- _Directions_: Write the data out again exactly, dropping any images it holds.

- _Records provided_:
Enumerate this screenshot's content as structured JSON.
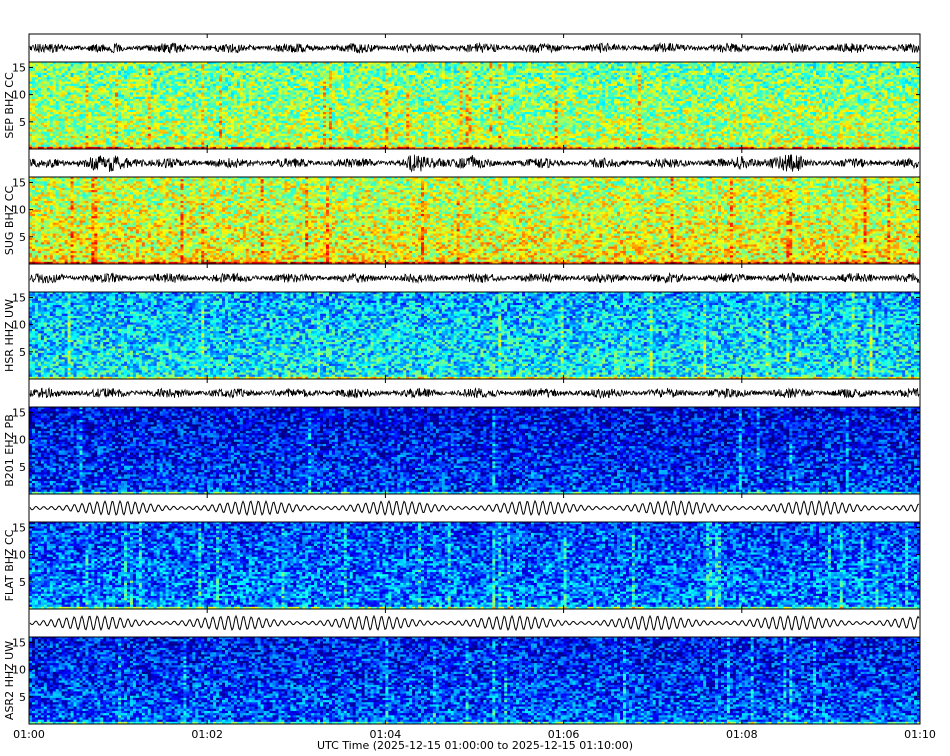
{
  "chart_data": {
    "type": "heatmap",
    "subtype": "seismogram waveforms with spectrograms",
    "xlabel": "UTC Time (2025-12-15 01:00:00 to 2025-12-15 01:10:00)",
    "x_range_minutes": [
      0,
      10
    ],
    "x_ticks": [
      "01:00",
      "01:02",
      "01:04",
      "01:06",
      "01:08",
      "01:10"
    ],
    "x_tick_minutes": [
      0,
      2,
      4,
      6,
      8,
      10
    ],
    "y_range": [
      0,
      16
    ],
    "y_ticks": [
      5,
      10,
      15
    ],
    "colormap": "jet",
    "stations": [
      {
        "label": "SEP BHZ CC",
        "spectrogram_level": 0.48,
        "waveform": "high-frequency noise"
      },
      {
        "label": "SUG BHZ CC",
        "spectrogram_level": 0.55,
        "waveform": "high-frequency noise with bursts"
      },
      {
        "label": "HSR HHZ UW",
        "spectrogram_level": 0.3,
        "waveform": "dense oscillation"
      },
      {
        "label": "B201 EHZ PB",
        "spectrogram_level": 0.1,
        "waveform": "high-frequency noise"
      },
      {
        "label": "FLAT BHZ CC",
        "spectrogram_level": 0.18,
        "waveform": "low-frequency oscillation"
      },
      {
        "label": "ASR2 HHZ UW",
        "spectrogram_level": 0.13,
        "waveform": "low-frequency oscillation"
      }
    ]
  }
}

- _The response_:
Enumerate this screenshot's content as structured JSON.
{
  "chart_data": {
    "type": "heatmap",
    "subtype": "seismogram waveforms with spectrograms",
    "xlabel": "UTC Time (2025-12-15 01:00:00 to 2025-12-15 01:10:00)",
    "x_range_minutes": [
      0,
      10
    ],
    "x_ticks": [
      "01:00",
      "01:02",
      "01:04",
      "01:06",
      "01:08",
      "01:10"
    ],
    "x_tick_minutes": [
      0,
      2,
      4,
      6,
      8,
      10
    ],
    "y_range": [
      0,
      16
    ],
    "y_ticks": [
      5,
      10,
      15
    ],
    "colormap": "jet",
    "stations": [
      {
        "label": "SEP BHZ CC",
        "spectrogram_level": 0.48,
        "waveform": "high-frequency noise"
      },
      {
        "label": "SUG BHZ CC",
        "spectrogram_level": 0.55,
        "waveform": "high-frequency noise with bursts"
      },
      {
        "label": "HSR HHZ UW",
        "spectrogram_level": 0.3,
        "waveform": "dense oscillation"
      },
      {
        "label": "B201 EHZ PB",
        "spectrogram_level": 0.1,
        "waveform": "high-frequency noise"
      },
      {
        "label": "FLAT BHZ CC",
        "spectrogram_level": 0.18,
        "waveform": "low-frequency oscillation"
      },
      {
        "label": "ASR2 HHZ UW",
        "spectrogram_level": 0.13,
        "waveform": "low-frequency oscillation"
      }
    ]
  }
}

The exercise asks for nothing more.